Task details
Every line of the records below should be restated exactly.

Entries

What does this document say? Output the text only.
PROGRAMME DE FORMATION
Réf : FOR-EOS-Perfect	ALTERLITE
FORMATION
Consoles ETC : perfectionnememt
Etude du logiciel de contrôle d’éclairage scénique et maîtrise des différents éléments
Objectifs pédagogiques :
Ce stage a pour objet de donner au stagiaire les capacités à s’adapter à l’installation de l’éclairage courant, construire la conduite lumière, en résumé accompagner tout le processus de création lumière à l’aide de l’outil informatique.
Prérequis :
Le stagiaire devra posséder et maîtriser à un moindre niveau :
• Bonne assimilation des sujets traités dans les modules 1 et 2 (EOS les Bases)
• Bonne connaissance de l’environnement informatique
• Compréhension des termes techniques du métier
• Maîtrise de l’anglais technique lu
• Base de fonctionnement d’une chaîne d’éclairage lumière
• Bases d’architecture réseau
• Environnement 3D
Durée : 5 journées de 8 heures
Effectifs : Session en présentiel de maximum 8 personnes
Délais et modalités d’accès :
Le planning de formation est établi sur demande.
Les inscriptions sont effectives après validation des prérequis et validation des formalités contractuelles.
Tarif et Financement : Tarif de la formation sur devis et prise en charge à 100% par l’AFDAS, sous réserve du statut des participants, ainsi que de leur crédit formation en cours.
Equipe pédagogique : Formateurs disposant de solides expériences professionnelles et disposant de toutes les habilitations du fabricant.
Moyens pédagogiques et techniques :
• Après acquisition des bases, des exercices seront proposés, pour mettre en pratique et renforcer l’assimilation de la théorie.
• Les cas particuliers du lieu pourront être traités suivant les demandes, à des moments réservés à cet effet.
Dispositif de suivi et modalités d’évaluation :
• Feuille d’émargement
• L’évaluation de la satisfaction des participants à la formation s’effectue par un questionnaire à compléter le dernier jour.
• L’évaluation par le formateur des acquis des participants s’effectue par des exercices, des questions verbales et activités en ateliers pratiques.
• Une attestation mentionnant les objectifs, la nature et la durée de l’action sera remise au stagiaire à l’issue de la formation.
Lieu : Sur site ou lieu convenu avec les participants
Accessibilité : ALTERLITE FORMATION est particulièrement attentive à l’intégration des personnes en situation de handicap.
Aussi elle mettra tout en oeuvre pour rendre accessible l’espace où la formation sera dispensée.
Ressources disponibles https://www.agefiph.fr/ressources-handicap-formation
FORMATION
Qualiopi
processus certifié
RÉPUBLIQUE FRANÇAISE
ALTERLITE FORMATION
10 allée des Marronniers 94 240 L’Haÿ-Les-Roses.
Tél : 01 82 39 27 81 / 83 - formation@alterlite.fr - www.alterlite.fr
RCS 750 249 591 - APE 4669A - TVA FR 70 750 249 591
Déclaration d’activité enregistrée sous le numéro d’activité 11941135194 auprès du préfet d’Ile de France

Task solution
What does this document say? Output the text only.
PROGRAMME DE FORMATION
Réf : FOR-EOS-Perfect	ALTERLITE
FORMATION
Consoles ETC : perfectionnememt
Etude du logiciel de contrôle d’éclairage scénique et maîtrise des différents éléments
Objectifs pédagogiques :
Ce stage a pour objet de donner au stagiaire les capacités à s’adapter à l’installation de l’éclairage courant, construire la conduite lumière, en résumé accompagner tout le processus de création lumière à l’aide de l’outil informatique.
Prérequis :
Le stagiaire devra posséder et maîtriser à un moindre niveau :
• Bonne assimilation des sujets traités dans les modules 1 et 2 (EOS les Bases)
• Bonne connaissance de l’environnement informatique
• Compréhension des termes techniques du métier
• Maîtrise de l’anglais technique lu
• Base de fonctionnement d’une chaîne d’éclairage lumière
• Bases d’architecture réseau
• Environnement 3D
Durée : 5 journées de 8 heures
Effectifs : Session en présentiel de maximum 8 personnes
Délais et modalités d’accès :
Le planning de formation est établi sur demande.
Les inscriptions sont effectives après validation des prérequis et validation des formalités contractuelles.
Tarif et Financement : Tarif de la formation sur devis et prise en charge à 100% par l’AFDAS, sous réserve du statut des participants, ainsi que de leur crédit formation en cours.
Equipe pédagogique : Formateurs disposant de solides expériences professionnelles et disposant de toutes les habilitations du fabricant.
Moyens pédagogiques et techniques :
• Après acquisition des bases, des exercices seront proposés, pour mettre en pratique et renforcer l’assimilation de la théorie.
• Les cas particuliers du lieu pourront être traités suivant les demandes, à des moments réservés à cet effet.
Dispositif de suivi et modalités d’évaluation :
• Feuille d’émargement
• L’évaluation de la satisfaction des participants à la formation s’effectue par un questionnaire à compléter le dernier jour.
• L’évaluation par le formateur des acquis des participants s’effectue par des exercices, des questions verbales et activités en ateliers pratiques.
• Une attestation mentionnant les objectifs, la nature et la durée de l’action sera remise au stagiaire à l’issue de la formation.
Lieu : Sur site ou lieu convenu avec les participants
Accessibilité : ALTERLITE FORMATION est particulièrement attentive à l’intégration des personnes en situation de handicap.
Aussi elle mettra tout en oeuvre pour rendre accessible l’espace où la formation sera dispensée.
Ressources disponibles https://www.agefiph.fr/ressources-handicap-formation
FORMATION
Qualiopi
processus certifié
RÉPUBLIQUE FRANÇAISE
ALTERLITE FORMATION
10 allée des Marronniers 94 240 L’Haÿ-Les-Roses.
Tél : 01 82 39 27 81 / 83 - formation@alterlite.fr - www.alterlite.fr
RCS 750 249 591 - APE 4669A - TVA FR 70 750 249 591
Déclaration d’activité enregistrée sous le numéro d’activité 11941135194 auprès du préfet d’Ile de France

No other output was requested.